* [Job]: Pick out every line that holds the string "duration" and copy it.

* [Task material]:

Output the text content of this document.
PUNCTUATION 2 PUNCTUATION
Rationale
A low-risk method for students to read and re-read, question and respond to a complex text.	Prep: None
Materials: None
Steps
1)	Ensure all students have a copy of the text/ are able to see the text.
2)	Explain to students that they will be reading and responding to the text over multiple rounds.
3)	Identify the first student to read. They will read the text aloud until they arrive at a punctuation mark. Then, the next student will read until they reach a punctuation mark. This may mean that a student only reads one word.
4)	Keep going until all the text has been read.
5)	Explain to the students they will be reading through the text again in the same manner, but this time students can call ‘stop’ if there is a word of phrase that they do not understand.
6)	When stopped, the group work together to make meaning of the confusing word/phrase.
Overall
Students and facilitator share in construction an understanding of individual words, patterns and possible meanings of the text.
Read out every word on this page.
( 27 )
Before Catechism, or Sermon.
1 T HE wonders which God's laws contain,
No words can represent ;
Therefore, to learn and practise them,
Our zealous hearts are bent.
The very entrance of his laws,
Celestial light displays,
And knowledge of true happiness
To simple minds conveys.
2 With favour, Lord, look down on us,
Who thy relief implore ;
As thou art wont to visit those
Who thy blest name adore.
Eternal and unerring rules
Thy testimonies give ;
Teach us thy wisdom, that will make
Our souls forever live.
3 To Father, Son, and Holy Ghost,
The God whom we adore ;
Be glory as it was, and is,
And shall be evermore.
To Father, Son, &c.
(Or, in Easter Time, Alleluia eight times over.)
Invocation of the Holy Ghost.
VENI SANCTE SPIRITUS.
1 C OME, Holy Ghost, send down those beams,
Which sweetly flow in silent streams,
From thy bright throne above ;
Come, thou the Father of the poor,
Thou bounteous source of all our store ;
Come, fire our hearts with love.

---

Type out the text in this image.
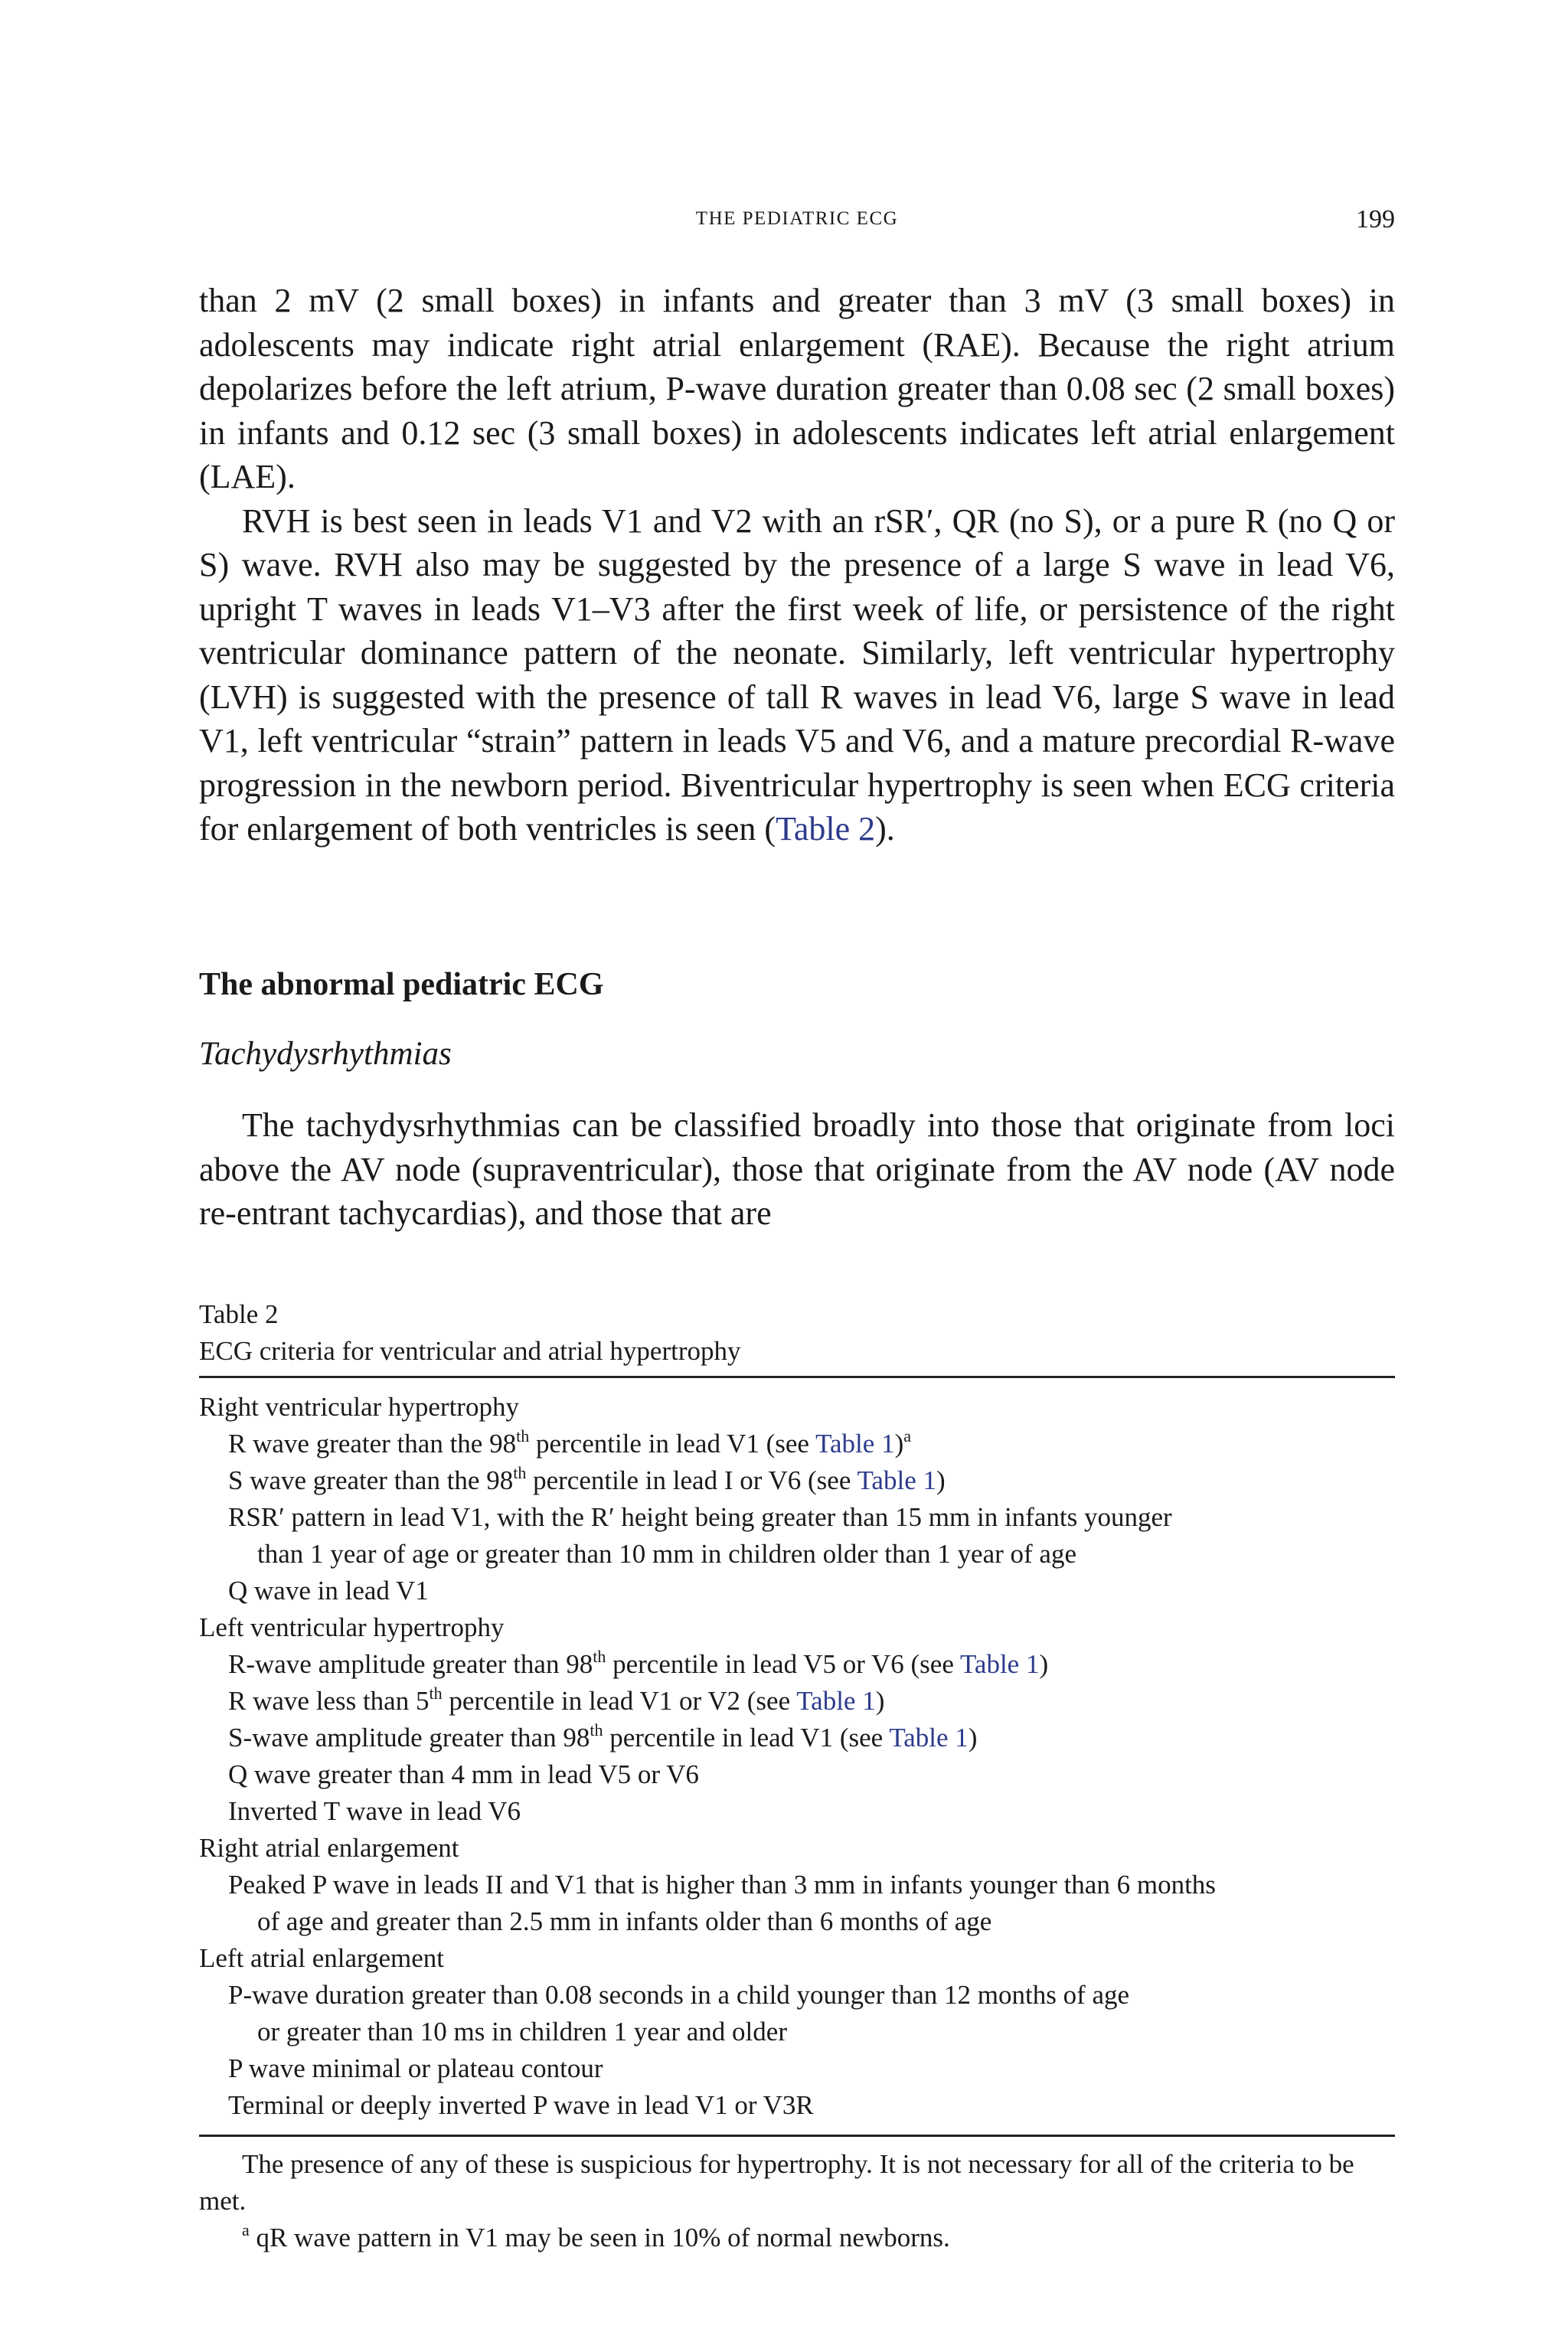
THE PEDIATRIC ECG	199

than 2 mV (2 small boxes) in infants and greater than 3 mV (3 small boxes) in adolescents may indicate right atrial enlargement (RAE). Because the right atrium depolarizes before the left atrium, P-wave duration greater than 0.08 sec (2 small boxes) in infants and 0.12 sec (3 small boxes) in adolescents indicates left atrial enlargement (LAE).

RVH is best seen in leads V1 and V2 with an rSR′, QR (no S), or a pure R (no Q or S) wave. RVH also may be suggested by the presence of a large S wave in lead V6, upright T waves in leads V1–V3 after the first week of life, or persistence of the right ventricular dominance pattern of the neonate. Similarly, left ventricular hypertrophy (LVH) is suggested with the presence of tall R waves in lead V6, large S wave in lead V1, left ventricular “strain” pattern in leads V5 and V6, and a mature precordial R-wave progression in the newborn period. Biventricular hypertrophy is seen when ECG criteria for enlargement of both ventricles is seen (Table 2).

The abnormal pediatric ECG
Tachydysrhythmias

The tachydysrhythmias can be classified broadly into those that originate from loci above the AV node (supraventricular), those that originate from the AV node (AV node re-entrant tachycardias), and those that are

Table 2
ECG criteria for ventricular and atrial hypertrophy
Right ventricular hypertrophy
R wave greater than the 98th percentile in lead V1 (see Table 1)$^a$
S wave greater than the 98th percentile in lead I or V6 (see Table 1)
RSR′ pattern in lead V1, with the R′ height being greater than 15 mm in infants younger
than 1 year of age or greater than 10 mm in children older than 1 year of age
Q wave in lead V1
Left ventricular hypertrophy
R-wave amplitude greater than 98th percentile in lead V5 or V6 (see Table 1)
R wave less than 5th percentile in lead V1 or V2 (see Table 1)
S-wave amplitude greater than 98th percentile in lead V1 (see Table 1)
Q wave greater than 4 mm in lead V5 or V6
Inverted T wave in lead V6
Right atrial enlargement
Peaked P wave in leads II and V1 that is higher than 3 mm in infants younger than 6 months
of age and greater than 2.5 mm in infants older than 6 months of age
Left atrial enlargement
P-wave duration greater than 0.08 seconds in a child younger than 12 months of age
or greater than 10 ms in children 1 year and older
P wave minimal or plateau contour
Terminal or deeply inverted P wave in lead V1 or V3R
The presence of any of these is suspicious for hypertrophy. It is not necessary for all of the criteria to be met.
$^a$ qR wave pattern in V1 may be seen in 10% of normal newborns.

* [Result below]:
than 2 mV (2 small boxes) in infants and greater than 3 mV (3 small boxes) in adolescents may indicate right atrial enlargement (RAE). Because the right atrium depolarizes before the left atrium, P-wave duration greater than 0.08 sec (2 small boxes) in infants and 0.12 sec (3 small boxes) in adolescents indicates left atrial enlargement (LAE).
P-wave duration greater than 0.08 seconds in a child younger than 12 months of age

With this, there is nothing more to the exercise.